==== ESTRATTO SELEZIONATO

L’Europa ed in generale i Paesi dell’Unione europea avrebbero potuto fare qualcosa a priori che potesse limitare l’impatto e la diffusione del Coronavirus sulla nostra società? La risposta – anche se a ragion veduta è sicuramente più semplice da formulare – è purtroppo affermativa ed è basata su una serie di errori valutativi fatti a livello comunitario già nello scorso mese di febbraio. Con lo scoppio della pandemia, però, la situazione è drasticamente peggiorata: evidenziando al Mondo intero quanto l’Europa si sia fatta cogliere impreparata a gestire la crisi e sia diventata vittima delle carenze sanitarie che – agendo con anticipo – si sarebbero potute scongiurare.

L’Europa si sentiva in una botte di ferro

È datato allo scorso febbraio – come evidenziato dall’agenzia di stampa Reuters – un incontro avvenuto a livello comunitario riguardante lo stato di preparazione dei sistemi sanitari dei Paesi dell’Unione europea. In quella situazione, ciò che era emerso dal confronto era che l’Europa si poteva considerare in una botte di ferro grazie ad uno dei sistemi sanitari aggregati più preparati al mondo e forte della presenza sul territorio di tutti quegli strumenti – come guanti, mascherine e ventilatori polmonari – necessari a contrastare la pandemia e garantire le adeguate cure.

Non è chiaro che cosa sia successo nel frattempo, quando soltanto un mese abbondante è passato: l’unica evidenza è che il sistema sanitario europeo – nonostante le sicurezze iniziali – è collassato su sé stesso, rendendo il Vecchio continente il nuovo focolaio del Mondo (almeno per il momento). Tuttavia, appare chiaro come alla base del tracollo ci siano stati dei gravissimi errori di valutazione che hanno contribuito allo scenario odierno che stiamo attraversando.

Non soltanto l’estrema misura della serrata per limitare i contagi che è stata attuata con troppo ritardo ma anche la scarsità di dotazioni mediche e igieniche è stata la discriminante che ha gettato l’Europa in questo disastro sanitario destinato a perdurare ancora per molto tempo. E la sensazione che – se si fosse agito con anticipo – tutto sarebbe stato gestito con maggiore efficacia appare ogni giorno sempre più evidente: soprattutto buttando l’occhio a quello che sta succedendo nel resto del Mondo.

I numeri “leggeri” della Cina sono stati fuorvianti

Si pensava in realtà sin da subito, ma le evidenze sono soltanto arrivate nelle ultime settimane, quando per noi il tempo era già purtroppo scaduto: i numeri della Cina riguardo i morti ed i contagiati potrebbero essere stati mitigati dalle autorità vicine al Partito comunista cinese. A parlare di numeri “leggeri” è stato il presidente americano Donald Trump, alle prese negli Stati Uniti con gli stessi identici problemi che stiamo vivendo in Europa, dove la sottovalutazione ha anche in questo caso giocato un ruolo dannatamente fatale.

========
==== INSIEME DI DATI

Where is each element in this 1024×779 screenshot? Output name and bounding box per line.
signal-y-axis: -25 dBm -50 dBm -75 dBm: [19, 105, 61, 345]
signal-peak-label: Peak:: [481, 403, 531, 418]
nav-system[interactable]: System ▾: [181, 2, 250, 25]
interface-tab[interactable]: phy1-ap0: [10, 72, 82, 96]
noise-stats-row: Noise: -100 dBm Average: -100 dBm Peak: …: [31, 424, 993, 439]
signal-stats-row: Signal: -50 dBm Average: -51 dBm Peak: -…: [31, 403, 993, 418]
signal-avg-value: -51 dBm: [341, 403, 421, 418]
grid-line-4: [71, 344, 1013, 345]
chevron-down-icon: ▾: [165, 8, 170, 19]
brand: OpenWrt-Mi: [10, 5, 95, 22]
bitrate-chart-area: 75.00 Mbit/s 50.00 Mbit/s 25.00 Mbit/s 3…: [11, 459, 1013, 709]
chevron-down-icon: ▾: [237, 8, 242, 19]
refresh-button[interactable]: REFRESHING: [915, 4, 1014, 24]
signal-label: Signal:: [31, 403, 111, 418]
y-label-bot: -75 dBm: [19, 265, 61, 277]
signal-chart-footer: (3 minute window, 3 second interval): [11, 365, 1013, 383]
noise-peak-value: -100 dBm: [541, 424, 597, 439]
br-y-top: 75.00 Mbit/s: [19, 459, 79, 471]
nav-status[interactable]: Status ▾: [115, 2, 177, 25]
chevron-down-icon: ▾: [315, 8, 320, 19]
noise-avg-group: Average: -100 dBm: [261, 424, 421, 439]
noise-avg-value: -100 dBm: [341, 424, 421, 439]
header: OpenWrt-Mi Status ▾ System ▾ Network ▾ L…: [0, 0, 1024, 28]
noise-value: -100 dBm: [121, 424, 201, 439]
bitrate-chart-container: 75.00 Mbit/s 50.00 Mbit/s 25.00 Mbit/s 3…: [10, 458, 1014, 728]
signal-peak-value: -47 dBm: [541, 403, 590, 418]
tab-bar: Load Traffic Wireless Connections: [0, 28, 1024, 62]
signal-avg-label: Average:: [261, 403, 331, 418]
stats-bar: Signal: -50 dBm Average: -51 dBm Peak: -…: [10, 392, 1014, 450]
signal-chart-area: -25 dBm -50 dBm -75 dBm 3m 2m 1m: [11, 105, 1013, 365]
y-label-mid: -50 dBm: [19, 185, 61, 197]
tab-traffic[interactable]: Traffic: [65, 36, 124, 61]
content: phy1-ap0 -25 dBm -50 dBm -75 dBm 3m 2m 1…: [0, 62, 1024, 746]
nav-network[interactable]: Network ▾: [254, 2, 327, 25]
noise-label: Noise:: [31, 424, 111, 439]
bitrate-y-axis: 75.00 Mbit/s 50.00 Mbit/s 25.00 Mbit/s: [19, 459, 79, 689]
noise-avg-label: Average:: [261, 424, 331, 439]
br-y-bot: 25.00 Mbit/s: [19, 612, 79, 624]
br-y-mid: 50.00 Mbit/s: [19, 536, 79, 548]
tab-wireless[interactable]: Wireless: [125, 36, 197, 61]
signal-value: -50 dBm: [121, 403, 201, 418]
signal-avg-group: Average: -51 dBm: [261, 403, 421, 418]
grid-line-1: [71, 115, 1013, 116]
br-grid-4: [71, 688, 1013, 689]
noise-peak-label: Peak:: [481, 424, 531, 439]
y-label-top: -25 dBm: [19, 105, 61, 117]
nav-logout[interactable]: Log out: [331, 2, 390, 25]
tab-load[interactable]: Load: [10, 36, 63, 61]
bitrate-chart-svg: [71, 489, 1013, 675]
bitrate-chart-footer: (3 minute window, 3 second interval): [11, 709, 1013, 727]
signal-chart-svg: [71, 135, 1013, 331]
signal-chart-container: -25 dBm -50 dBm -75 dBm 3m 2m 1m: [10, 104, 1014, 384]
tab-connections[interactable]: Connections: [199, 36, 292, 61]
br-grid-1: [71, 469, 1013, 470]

========

LAVORO RICHIESTO:
Trascrivi fedelmente il passo dell'articolo sull'impreparazione europea al Coronavirus che va da "È datato allo" fino a "le adeguate cure." incluso.

SPAZIO RISPOSTA:
È datato allo scorso febbraio – come evidenziato dall’agenzia di stampa Reuters – un incontro avvenuto a livello comunitario riguardante lo stato di preparazione dei sistemi sanitari dei Paesi dell’Unione europea. In quella situazione, ciò che era emerso dal confronto era che l’Europa si poteva considerare in una botte di ferro grazie ad uno dei sistemi sanitari aggregati più preparati al mondo e forte della presenza sul territorio di tutti quegli strumenti – come guanti, mascherine e ventilatori polmonari – necessari a contrastare la pandemia e garantire le adeguate cure.